What is required: Rewrite all of the records below, changing every "interactable" to "clickable" and leaving everything else unchanged. Omit the pictures from your answer.

----- The input -----

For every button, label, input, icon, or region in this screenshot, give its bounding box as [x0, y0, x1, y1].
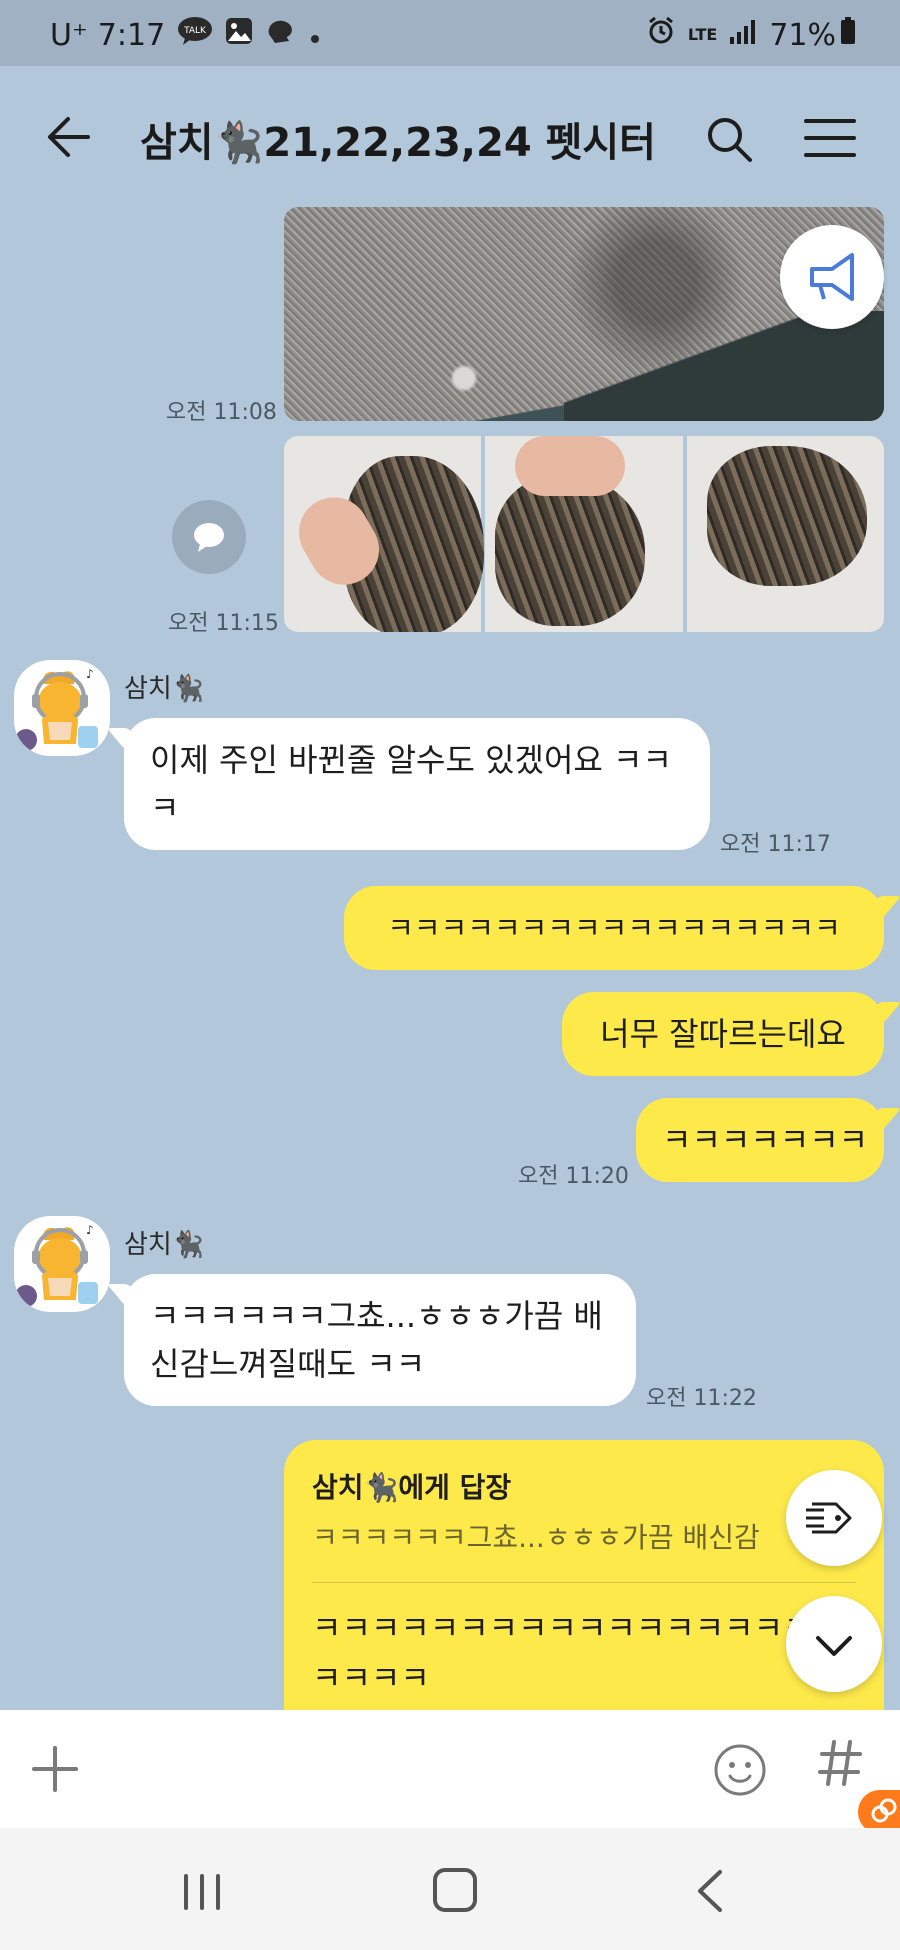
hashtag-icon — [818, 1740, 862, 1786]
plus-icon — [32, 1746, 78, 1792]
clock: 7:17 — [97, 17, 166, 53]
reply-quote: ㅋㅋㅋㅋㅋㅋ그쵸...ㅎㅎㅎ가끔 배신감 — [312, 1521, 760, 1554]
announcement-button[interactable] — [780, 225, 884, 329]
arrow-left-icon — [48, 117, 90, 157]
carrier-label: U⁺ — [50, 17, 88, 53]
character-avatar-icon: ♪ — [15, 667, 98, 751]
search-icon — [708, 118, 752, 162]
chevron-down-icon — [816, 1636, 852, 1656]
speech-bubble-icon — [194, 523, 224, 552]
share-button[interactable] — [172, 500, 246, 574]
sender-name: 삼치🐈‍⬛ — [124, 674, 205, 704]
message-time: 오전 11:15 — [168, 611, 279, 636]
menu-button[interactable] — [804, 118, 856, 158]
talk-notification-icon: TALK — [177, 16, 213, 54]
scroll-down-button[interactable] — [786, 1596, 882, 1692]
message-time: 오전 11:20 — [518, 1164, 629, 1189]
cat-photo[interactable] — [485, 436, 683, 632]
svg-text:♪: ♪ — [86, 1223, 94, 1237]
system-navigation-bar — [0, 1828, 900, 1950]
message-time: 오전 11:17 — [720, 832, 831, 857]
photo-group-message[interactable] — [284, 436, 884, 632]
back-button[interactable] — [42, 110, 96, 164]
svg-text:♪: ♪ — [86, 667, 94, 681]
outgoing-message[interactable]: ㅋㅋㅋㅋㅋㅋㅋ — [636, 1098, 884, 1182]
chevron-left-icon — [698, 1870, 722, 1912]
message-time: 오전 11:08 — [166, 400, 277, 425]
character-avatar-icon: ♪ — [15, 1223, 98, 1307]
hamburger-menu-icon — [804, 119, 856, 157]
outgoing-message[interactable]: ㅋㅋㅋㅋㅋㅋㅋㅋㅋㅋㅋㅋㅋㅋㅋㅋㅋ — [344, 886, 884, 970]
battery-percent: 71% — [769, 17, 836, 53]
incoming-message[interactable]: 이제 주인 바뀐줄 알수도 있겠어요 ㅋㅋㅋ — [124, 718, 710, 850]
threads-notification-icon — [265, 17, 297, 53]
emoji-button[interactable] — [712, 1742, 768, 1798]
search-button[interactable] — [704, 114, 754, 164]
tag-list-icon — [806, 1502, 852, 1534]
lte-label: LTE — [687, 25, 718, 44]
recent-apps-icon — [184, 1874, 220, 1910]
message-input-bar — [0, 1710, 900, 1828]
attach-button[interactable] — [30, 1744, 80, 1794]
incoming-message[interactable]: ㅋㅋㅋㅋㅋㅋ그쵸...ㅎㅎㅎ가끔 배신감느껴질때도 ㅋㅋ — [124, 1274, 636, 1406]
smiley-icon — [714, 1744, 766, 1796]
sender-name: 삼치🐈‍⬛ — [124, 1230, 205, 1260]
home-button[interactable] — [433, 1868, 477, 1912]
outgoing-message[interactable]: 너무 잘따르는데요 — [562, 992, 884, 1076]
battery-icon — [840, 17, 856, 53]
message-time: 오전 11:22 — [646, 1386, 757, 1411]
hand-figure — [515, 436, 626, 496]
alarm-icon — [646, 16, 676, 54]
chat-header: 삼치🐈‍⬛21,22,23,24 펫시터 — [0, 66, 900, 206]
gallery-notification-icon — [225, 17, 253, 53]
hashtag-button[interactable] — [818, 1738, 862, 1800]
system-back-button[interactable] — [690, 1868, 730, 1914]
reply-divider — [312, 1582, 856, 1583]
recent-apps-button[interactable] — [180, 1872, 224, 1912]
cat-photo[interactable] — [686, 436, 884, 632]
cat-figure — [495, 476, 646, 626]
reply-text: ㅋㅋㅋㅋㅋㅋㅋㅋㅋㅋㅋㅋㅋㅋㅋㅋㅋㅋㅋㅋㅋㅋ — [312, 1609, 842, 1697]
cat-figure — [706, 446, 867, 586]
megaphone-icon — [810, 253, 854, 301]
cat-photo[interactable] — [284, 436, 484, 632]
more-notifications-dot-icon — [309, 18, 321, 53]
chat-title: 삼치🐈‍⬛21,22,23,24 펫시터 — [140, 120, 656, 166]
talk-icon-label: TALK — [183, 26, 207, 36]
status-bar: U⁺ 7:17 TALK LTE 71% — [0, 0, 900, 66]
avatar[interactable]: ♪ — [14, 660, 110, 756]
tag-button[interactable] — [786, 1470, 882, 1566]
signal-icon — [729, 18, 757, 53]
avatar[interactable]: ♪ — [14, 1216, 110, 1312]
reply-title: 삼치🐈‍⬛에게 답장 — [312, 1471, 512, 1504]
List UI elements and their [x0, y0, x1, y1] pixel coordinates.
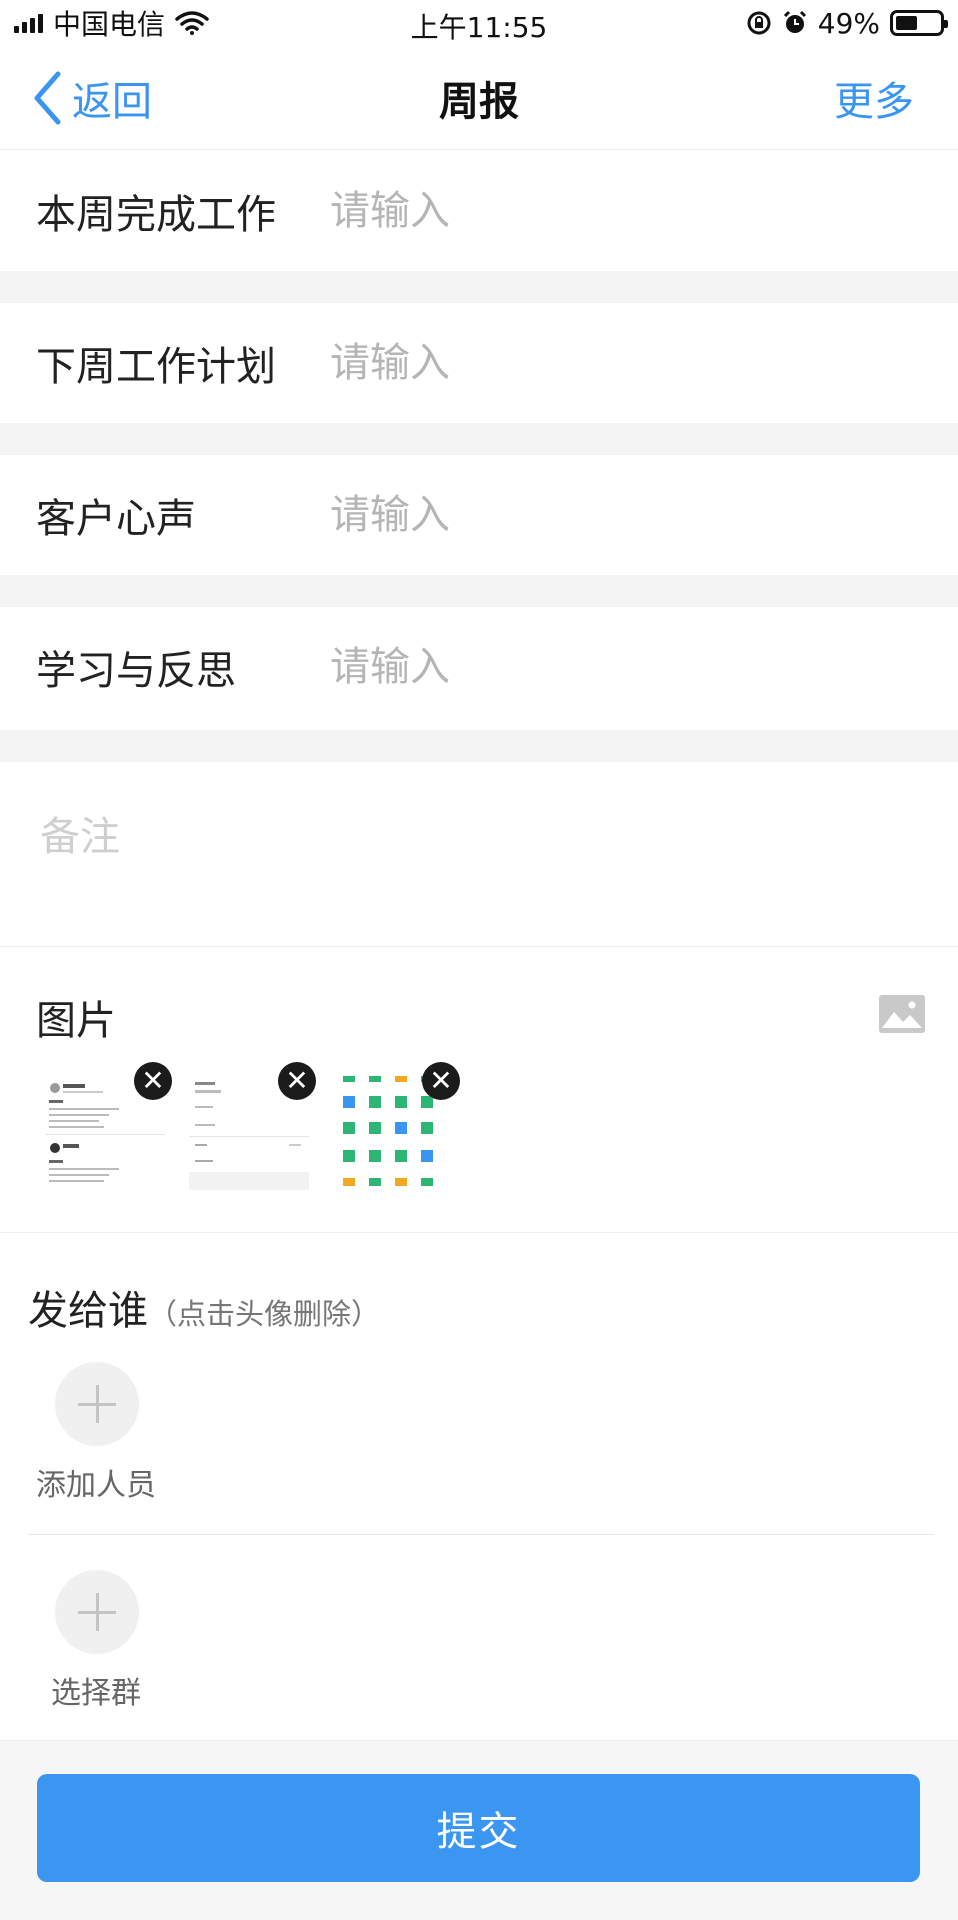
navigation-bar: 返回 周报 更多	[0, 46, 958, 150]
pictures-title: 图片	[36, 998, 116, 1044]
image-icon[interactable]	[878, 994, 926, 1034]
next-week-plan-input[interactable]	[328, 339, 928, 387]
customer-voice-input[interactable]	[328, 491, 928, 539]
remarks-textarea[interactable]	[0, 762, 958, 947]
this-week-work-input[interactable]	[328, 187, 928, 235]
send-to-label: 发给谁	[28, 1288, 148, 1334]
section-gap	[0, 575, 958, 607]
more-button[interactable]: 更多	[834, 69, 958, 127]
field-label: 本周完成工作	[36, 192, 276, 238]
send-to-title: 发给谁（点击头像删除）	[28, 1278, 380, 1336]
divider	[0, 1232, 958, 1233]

-----

Result for this task:
For every button, label, input, icon, or region in this screenshot, give its bounding box as [x0, y0, x1, y1].
hashtag-icon — [818, 1740, 862, 1786]
plus-icon — [32, 1746, 78, 1792]
clock: 7:17 — [97, 17, 166, 53]
reply-quote: ㅋㅋㅋㅋㅋㅋ그쵸...ㅎㅎㅎ가끔 배신감 — [312, 1521, 760, 1554]
announcement-button[clickable] — [780, 225, 884, 329]
arrow-left-icon — [48, 117, 90, 157]
carrier-label: U⁺ — [50, 17, 88, 53]
character-avatar-icon: ♪ — [15, 667, 98, 751]
search-icon — [708, 118, 752, 162]
chevron-down-icon — [816, 1636, 852, 1656]
speech-bubble-icon — [194, 523, 224, 552]
share-button[clickable] — [172, 500, 246, 574]
sender-name: 삼치🐈‍⬛ — [124, 674, 205, 704]
message-time: 오전 11:15 — [168, 611, 279, 636]
menu-button[clickable] — [804, 118, 856, 158]
talk-notification-icon: TALK — [177, 16, 213, 54]
scroll-down-button[clickable] — [786, 1596, 882, 1692]
message-time: 오전 11:20 — [518, 1164, 629, 1189]
cat-photo[clickable] — [485, 436, 683, 632]
svg-text:♪: ♪ — [86, 1223, 94, 1237]
system-navigation-bar — [0, 1828, 900, 1950]
message-time: 오전 11:17 — [720, 832, 831, 857]
photo-group-message[clickable] — [284, 436, 884, 632]
back-button[clickable] — [42, 110, 96, 164]
svg-text:♪: ♪ — [86, 667, 94, 681]
outgoing-message[clickable]: ㅋㅋㅋㅋㅋㅋㅋ — [636, 1098, 884, 1182]
chevron-left-icon — [698, 1870, 722, 1912]
message-time: 오전 11:08 — [166, 400, 277, 425]
character-avatar-icon: ♪ — [15, 1223, 98, 1307]
hamburger-menu-icon — [804, 119, 856, 157]
outgoing-message[clickable]: ㅋㅋㅋㅋㅋㅋㅋㅋㅋㅋㅋㅋㅋㅋㅋㅋㅋ — [344, 886, 884, 970]
battery-percent: 71% — [769, 17, 836, 53]
incoming-message[clickable]: 이제 주인 바뀐줄 알수도 있겠어요 ㅋㅋㅋ — [124, 718, 710, 850]
threads-notification-icon — [265, 17, 297, 53]
emoji-button[clickable] — [712, 1742, 768, 1798]
search-button[clickable] — [704, 114, 754, 164]
tag-list-icon — [806, 1502, 852, 1534]
lte-label: LTE — [687, 25, 718, 44]
recent-apps-icon — [184, 1874, 220, 1910]
message-input-bar — [0, 1710, 900, 1828]
attach-button[clickable] — [30, 1744, 80, 1794]
incoming-message[clickable]: ㅋㅋㅋㅋㅋㅋ그쵸...ㅎㅎㅎ가끔 배신감느껴질때도 ㅋㅋ — [124, 1274, 636, 1406]
smiley-icon — [714, 1744, 766, 1796]
sender-name: 삼치🐈‍⬛ — [124, 1230, 205, 1260]
home-button[clickable] — [433, 1868, 477, 1912]
outgoing-message[clickable]: 너무 잘따르는데요 — [562, 992, 884, 1076]
battery-icon — [840, 17, 856, 53]
message-time: 오전 11:22 — [646, 1386, 757, 1411]
hand-figure — [515, 436, 626, 496]
alarm-icon — [646, 16, 676, 54]
chat-header: 삼치🐈‍⬛21,22,23,24 펫시터 — [0, 66, 900, 206]
gallery-notification-icon — [225, 17, 253, 53]
hashtag-button[clickable] — [818, 1738, 862, 1800]
system-back-button[clickable] — [690, 1868, 730, 1914]
reply-divider — [312, 1582, 856, 1583]
recent-apps-button[clickable] — [180, 1872, 224, 1912]
cat-photo[clickable] — [686, 436, 884, 632]
cat-figure — [495, 476, 646, 626]
reply-text: ㅋㅋㅋㅋㅋㅋㅋㅋㅋㅋㅋㅋㅋㅋㅋㅋㅋㅋㅋㅋㅋㅋ — [312, 1609, 842, 1697]
cat-figure — [706, 446, 867, 586]
megaphone-icon — [810, 253, 854, 301]
cat-photo[clickable] — [284, 436, 484, 632]
more-notifications-dot-icon — [309, 18, 321, 53]
chat-title: 삼치🐈‍⬛21,22,23,24 펫시터 — [140, 120, 656, 166]
talk-icon-label: TALK — [183, 26, 207, 36]
status-bar: U⁺ 7:17 TALK LTE 71% — [0, 0, 900, 66]
avatar[clickable]: ♪ — [14, 660, 110, 756]
tag-button[clickable] — [786, 1470, 882, 1566]
signal-icon — [729, 18, 757, 53]
avatar[clickable]: ♪ — [14, 1216, 110, 1312]
reply-title: 삼치🐈‍⬛에게 답장 — [312, 1471, 512, 1504]
List UI elements and their [x0, y0, x1, y1] pixel coordinates.
navigation-bar: 返回 周报 更多	[0, 46, 958, 150]
pictures-title: 图片	[36, 998, 116, 1044]
image-icon[clickable]	[878, 994, 926, 1034]
next-week-plan-input[clickable]	[328, 339, 928, 387]
customer-voice-input[clickable]	[328, 491, 928, 539]
remarks-textarea[clickable]	[0, 762, 958, 947]
this-week-work-input[clickable]	[328, 187, 928, 235]
send-to-label: 发给谁	[28, 1288, 148, 1334]
section-gap	[0, 575, 958, 607]
more-button[clickable]: 更多	[834, 69, 958, 127]
field-label: 本周完成工作	[36, 192, 276, 238]
send-to-title: 发给谁（点击头像删除）	[28, 1278, 380, 1336]
divider	[0, 1232, 958, 1233]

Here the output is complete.